* _Task requirements_:
Write out every record below exactly as it appears.

## begin Provided entries

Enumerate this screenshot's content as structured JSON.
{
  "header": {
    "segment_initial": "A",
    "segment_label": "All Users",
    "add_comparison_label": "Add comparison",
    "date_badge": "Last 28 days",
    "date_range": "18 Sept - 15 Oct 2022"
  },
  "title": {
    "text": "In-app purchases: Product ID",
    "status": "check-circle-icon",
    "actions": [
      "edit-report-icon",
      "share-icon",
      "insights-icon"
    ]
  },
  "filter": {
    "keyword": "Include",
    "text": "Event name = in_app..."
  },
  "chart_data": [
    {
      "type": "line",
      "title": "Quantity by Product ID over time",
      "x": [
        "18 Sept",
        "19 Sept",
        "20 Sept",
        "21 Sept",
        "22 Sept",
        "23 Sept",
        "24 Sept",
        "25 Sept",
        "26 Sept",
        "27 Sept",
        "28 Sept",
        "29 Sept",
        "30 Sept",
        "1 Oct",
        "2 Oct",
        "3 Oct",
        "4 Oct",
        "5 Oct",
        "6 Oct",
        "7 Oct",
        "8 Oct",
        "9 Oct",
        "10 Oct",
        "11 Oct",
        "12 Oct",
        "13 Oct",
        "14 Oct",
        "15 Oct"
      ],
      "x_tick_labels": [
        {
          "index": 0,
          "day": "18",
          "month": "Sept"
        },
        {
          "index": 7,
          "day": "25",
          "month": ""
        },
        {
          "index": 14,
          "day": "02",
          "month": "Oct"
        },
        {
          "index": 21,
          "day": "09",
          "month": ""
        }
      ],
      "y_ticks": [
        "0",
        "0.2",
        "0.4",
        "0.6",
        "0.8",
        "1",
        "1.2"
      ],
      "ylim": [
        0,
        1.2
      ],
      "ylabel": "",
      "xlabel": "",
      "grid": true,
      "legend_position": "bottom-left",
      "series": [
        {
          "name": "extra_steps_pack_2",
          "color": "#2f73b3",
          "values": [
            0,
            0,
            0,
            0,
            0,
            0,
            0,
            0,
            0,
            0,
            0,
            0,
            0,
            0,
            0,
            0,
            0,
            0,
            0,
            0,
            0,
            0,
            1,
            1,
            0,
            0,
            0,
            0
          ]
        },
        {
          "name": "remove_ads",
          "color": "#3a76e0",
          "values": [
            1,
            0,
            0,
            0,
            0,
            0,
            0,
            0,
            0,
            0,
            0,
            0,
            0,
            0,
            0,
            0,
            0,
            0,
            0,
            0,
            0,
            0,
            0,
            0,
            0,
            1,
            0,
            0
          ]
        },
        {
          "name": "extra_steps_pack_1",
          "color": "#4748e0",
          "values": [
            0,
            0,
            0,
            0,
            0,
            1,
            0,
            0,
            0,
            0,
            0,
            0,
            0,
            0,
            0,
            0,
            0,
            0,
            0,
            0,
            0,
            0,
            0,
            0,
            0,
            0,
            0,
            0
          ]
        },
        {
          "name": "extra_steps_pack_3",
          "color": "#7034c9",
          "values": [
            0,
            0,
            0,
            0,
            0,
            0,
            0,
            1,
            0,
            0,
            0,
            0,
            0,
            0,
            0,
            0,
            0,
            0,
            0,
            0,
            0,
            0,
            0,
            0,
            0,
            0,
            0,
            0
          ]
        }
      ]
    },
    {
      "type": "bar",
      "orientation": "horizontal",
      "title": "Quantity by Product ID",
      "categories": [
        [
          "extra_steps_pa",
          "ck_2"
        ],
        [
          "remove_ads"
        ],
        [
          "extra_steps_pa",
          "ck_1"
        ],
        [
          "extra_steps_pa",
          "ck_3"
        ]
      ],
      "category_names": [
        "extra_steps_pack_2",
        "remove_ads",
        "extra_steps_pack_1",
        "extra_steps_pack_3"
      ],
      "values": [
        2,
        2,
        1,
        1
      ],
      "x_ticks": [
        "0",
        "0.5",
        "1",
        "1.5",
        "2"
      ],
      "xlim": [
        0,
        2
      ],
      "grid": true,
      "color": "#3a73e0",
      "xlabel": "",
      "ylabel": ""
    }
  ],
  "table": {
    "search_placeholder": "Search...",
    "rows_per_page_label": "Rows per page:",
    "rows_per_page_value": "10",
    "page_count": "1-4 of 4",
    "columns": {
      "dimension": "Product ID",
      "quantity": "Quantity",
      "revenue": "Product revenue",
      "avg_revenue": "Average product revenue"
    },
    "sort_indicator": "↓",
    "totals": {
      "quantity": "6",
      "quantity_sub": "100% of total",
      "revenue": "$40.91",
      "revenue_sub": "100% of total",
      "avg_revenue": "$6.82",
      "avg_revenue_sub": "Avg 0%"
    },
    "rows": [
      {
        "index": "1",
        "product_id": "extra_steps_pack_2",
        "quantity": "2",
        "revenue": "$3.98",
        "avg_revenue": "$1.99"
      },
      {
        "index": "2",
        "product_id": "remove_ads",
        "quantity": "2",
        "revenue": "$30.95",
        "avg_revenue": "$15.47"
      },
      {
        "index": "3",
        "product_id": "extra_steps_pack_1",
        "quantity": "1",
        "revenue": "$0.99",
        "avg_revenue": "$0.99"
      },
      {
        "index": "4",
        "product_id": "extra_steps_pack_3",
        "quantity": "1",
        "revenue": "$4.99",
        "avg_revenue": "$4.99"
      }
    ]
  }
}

## end Provided entries

* _Written response_:
Enumerate this screenshot's content as structured JSON.
{
  "header": {
    "segment_initial": "A",
    "segment_label": "All Users",
    "add_comparison_label": "Add comparison",
    "date_badge": "Last 28 days",
    "date_range": "18 Sept - 15 Oct 2022"
  },
  "title": {
    "text": "In-app purchases: Product ID",
    "status": "check-circle-icon",
    "actions": [
      "edit-report-icon",
      "share-icon",
      "insights-icon"
    ]
  },
  "filter": {
    "keyword": "Include",
    "text": "Event name = in_app..."
  },
  "chart_data": [
    {
      "type": "line",
      "title": "Quantity by Product ID over time",
      "x": [
        "18 Sept",
        "19 Sept",
        "20 Sept",
        "21 Sept",
        "22 Sept",
        "23 Sept",
        "24 Sept",
        "25 Sept",
        "26 Sept",
        "27 Sept",
        "28 Sept",
        "29 Sept",
        "30 Sept",
        "1 Oct",
        "2 Oct",
        "3 Oct",
        "4 Oct",
        "5 Oct",
        "6 Oct",
        "7 Oct",
        "8 Oct",
        "9 Oct",
        "10 Oct",
        "11 Oct",
        "12 Oct",
        "13 Oct",
        "14 Oct",
        "15 Oct"
      ],
      "x_tick_labels": [
        {
          "index": 0,
          "day": "18",
          "month": "Sept"
        },
        {
          "index": 7,
          "day": "25",
          "month": ""
        },
        {
          "index": 14,
          "day": "02",
          "month": "Oct"
        },
        {
          "index": 21,
          "day": "09",
          "month": ""
        }
      ],
      "y_ticks": [
        "0",
        "0.2",
        "0.4",
        "0.6",
        "0.8",
        "1",
        "1.2"
      ],
      "ylim": [
        0,
        1.2
      ],
      "ylabel": "",
      "xlabel": "",
      "grid": true,
      "legend_position": "bottom-left",
      "series": [
        {
          "name": "extra_steps_pack_2",
          "color": "#2f73b3",
          "values": [
            0,
            0,
            0,
            0,
            0,
            0,
            0,
            0,
            0,
            0,
            0,
            0,
            0,
            0,
            0,
            0,
            0,
            0,
            0,
            0,
            0,
            0,
            1,
            1,
            0,
            0,
            0,
            0
          ]
        },
        {
          "name": "remove_ads",
          "color": "#3a76e0",
          "values": [
            1,
            0,
            0,
            0,
            0,
            0,
            0,
            0,
            0,
            0,
            0,
            0,
            0,
            0,
            0,
            0,
            0,
            0,
            0,
            0,
            0,
            0,
            0,
            0,
            0,
            1,
            0,
            0
          ]
        },
        {
          "name": "extra_steps_pack_1",
          "color": "#4748e0",
          "values": [
            0,
            0,
            0,
            0,
            0,
            1,
            0,
            0,
            0,
            0,
            0,
            0,
            0,
            0,
            0,
            0,
            0,
            0,
            0,
            0,
            0,
            0,
            0,
            0,
            0,
            0,
            0,
            0
          ]
        },
        {
          "name": "extra_steps_pack_3",
          "color": "#7034c9",
          "values": [
            0,
            0,
            0,
            0,
            0,
            0,
            0,
            1,
            0,
            0,
            0,
            0,
            0,
            0,
            0,
            0,
            0,
            0,
            0,
            0,
            0,
            0,
            0,
            0,
            0,
            0,
            0,
            0
          ]
        }
      ]
    },
    {
      "type": "bar",
      "orientation": "horizontal",
      "title": "Quantity by Product ID",
      "categories": [
        [
          "extra_steps_pa",
          "ck_2"
        ],
        [
          "remove_ads"
        ],
        [
          "extra_steps_pa",
          "ck_1"
        ],
        [
          "extra_steps_pa",
          "ck_3"
        ]
      ],
      "category_names": [
        "extra_steps_pack_2",
        "remove_ads",
        "extra_steps_pack_1",
        "extra_steps_pack_3"
      ],
      "values": [
        2,
        2,
        1,
        1
      ],
      "x_ticks": [
        "0",
        "0.5",
        "1",
        "1.5",
        "2"
      ],
      "xlim": [
        0,
        2
      ],
      "grid": true,
      "color": "#3a73e0",
      "xlabel": "",
      "ylabel": ""
    }
  ],
  "table": {
    "search_placeholder": "Search...",
    "rows_per_page_label": "Rows per page:",
    "rows_per_page_value": "10",
    "page_count": "1-4 of 4",
    "columns": {
      "dimension": "Product ID",
      "quantity": "Quantity",
      "revenue": "Product revenue",
      "avg_revenue": "Average product revenue"
    },
    "sort_indicator": "↓",
    "totals": {
      "quantity": "6",
      "quantity_sub": "100% of total",
      "revenue": "$40.91",
      "revenue_sub": "100% of total",
      "avg_revenue": "$6.82",
      "avg_revenue_sub": "Avg 0%"
    },
    "rows": [
      {
        "index": "1",
        "product_id": "extra_steps_pack_2",
        "quantity": "2",
        "revenue": "$3.98",
        "avg_revenue": "$1.99"
      },
      {
        "index": "2",
        "product_id": "remove_ads",
        "quantity": "2",
        "revenue": "$30.95",
        "avg_revenue": "$15.47"
      },
      {
        "index": "3",
        "product_id": "extra_steps_pack_1",
        "quantity": "1",
        "revenue": "$0.99",
        "avg_revenue": "$0.99"
      },
      {
        "index": "4",
        "product_id": "extra_steps_pack_3",
        "quantity": "1",
        "revenue": "$4.99",
        "avg_revenue": "$4.99"
      }
    ]
  }
}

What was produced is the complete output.